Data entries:
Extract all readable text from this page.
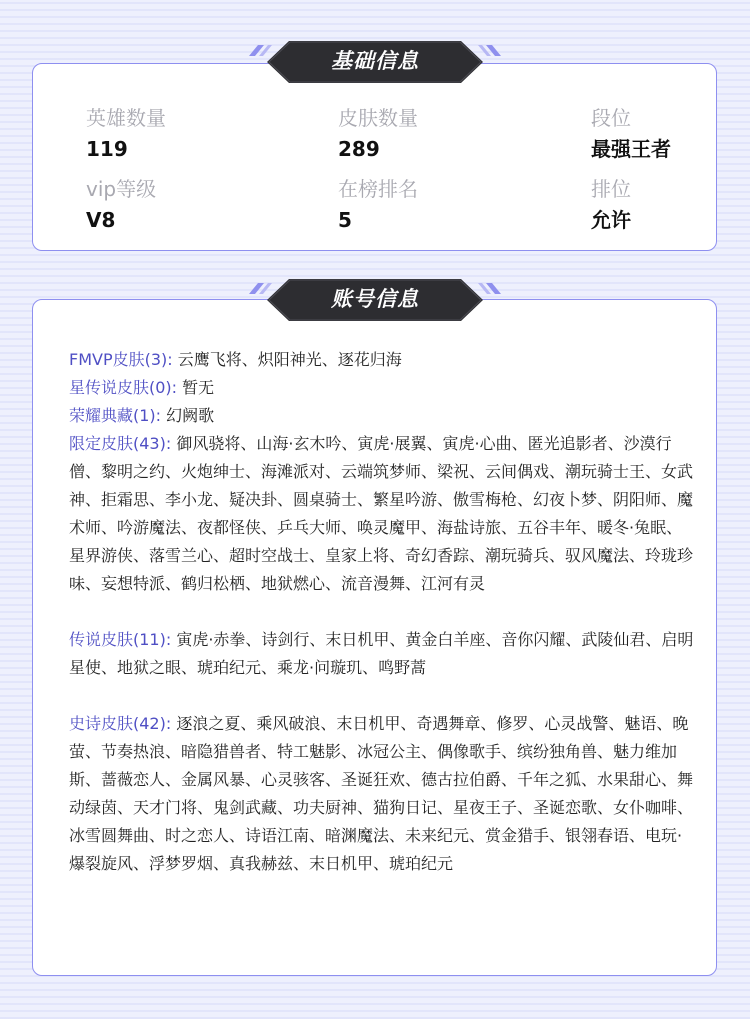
英雄数量
119
皮肤数量
289
段位
最强王者
vip等级
V8
在榜排名
5
排位
允许
基础信息
FMVP皮肤(3): 云鹰飞将、炽阳神光、逐花归海
星传说皮肤(0): 暂无
荣耀典藏(1): 幻阙歌
限定皮肤(43): 御风骁将、山海·玄木吟、寅虎·展翼、寅虎·心曲、匿光追影者、沙漠行僧、黎明之约、火炮绅士、海滩派对、云端筑梦师、梁祝、云间偶戏、潮玩骑士王、女武神、拒霜思、李小龙、疑决卦、圆桌骑士、繁星吟游、傲雪梅枪、幻夜卜梦、阴阳师、魔术师、吟游魔法、夜都怪侠、乒乓大师、唤灵魔甲、海盐诗旅、五谷丰年、暖冬·兔眠、星界游侠、落雪兰心、超时空战士、皇家上将、奇幻香踪、潮玩骑兵、驭风魔法、玲珑珍味、妄想特派、鹤归松栖、地狱燃心、流音漫舞、江河有灵
传说皮肤(11): 寅虎·赤拳、诗剑行、末日机甲、黄金白羊座、音你闪耀、武陵仙君、启明星使、地狱之眼、琥珀纪元、乘龙·问璇玑、鸣野蒿
史诗皮肤(42): 逐浪之夏、乘风破浪、末日机甲、奇遇舞章、修罗、心灵战警、魅语、晚萤、节奏热浪、暗隐猎兽者、特工魅影、冰冠公主、偶像歌手、缤纷独角兽、魅力维加斯、蔷薇恋人、金属风暴、心灵骇客、圣诞狂欢、德古拉伯爵、千年之狐、水果甜心、舞动绿茵、天才门将、鬼剑武藏、功夫厨神、猫狗日记、星夜王子、圣诞恋歌、女仆咖啡、冰雪圆舞曲、时之恋人、诗语江南、暗渊魔法、未来纪元、赏金猎手、银翎春语、电玩·爆裂旋风、浮梦罗烟、真我赫兹、末日机甲、琥珀纪元
账号信息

THE PROBLEM: Reproduce each record from above exactly; pictures do not belong in the copy.

WRITTEN ANSWER:
Extract all readable text from this page.
英雄数量
119
皮肤数量
289
段位
最强王者
vip等级
V8
在榜排名
5
排位
允许
基础信息
FMVP皮肤(3): 云鹰飞将、炽阳神光、逐花归海
星传说皮肤(0): 暂无
荣耀典藏(1): 幻阙歌
限定皮肤(43): 御风骁将、山海·玄木吟、寅虎·展翼、寅虎·心曲、匿光追影者、沙漠行僧、黎明之约、火炮绅士、海滩派对、云端筑梦师、梁祝、云间偶戏、潮玩骑士王、女武神、拒霜思、李小龙、疑决卦、圆桌骑士、繁星吟游、傲雪梅枪、幻夜卜梦、阴阳师、魔术师、吟游魔法、夜都怪侠、乒乓大师、唤灵魔甲、海盐诗旅、五谷丰年、暖冬·兔眠、星界游侠、落雪兰心、超时空战士、皇家上将、奇幻香踪、潮玩骑兵、驭风魔法、玲珑珍味、妄想特派、鹤归松栖、地狱燃心、流音漫舞、江河有灵
传说皮肤(11): 寅虎·赤拳、诗剑行、末日机甲、黄金白羊座、音你闪耀、武陵仙君、启明星使、地狱之眼、琥珀纪元、乘龙·问璇玑、鸣野蒿
史诗皮肤(42): 逐浪之夏、乘风破浪、末日机甲、奇遇舞章、修罗、心灵战警、魅语、晚萤、节奏热浪、暗隐猎兽者、特工魅影、冰冠公主、偶像歌手、缤纷独角兽、魅力维加斯、蔷薇恋人、金属风暴、心灵骇客、圣诞狂欢、德古拉伯爵、千年之狐、水果甜心、舞动绿茵、天才门将、鬼剑武藏、功夫厨神、猫狗日记、星夜王子、圣诞恋歌、女仆咖啡、冰雪圆舞曲、时之恋人、诗语江南、暗渊魔法、未来纪元、赏金猎手、银翎春语、电玩·爆裂旋风、浮梦罗烟、真我赫兹、末日机甲、琥珀纪元
账号信息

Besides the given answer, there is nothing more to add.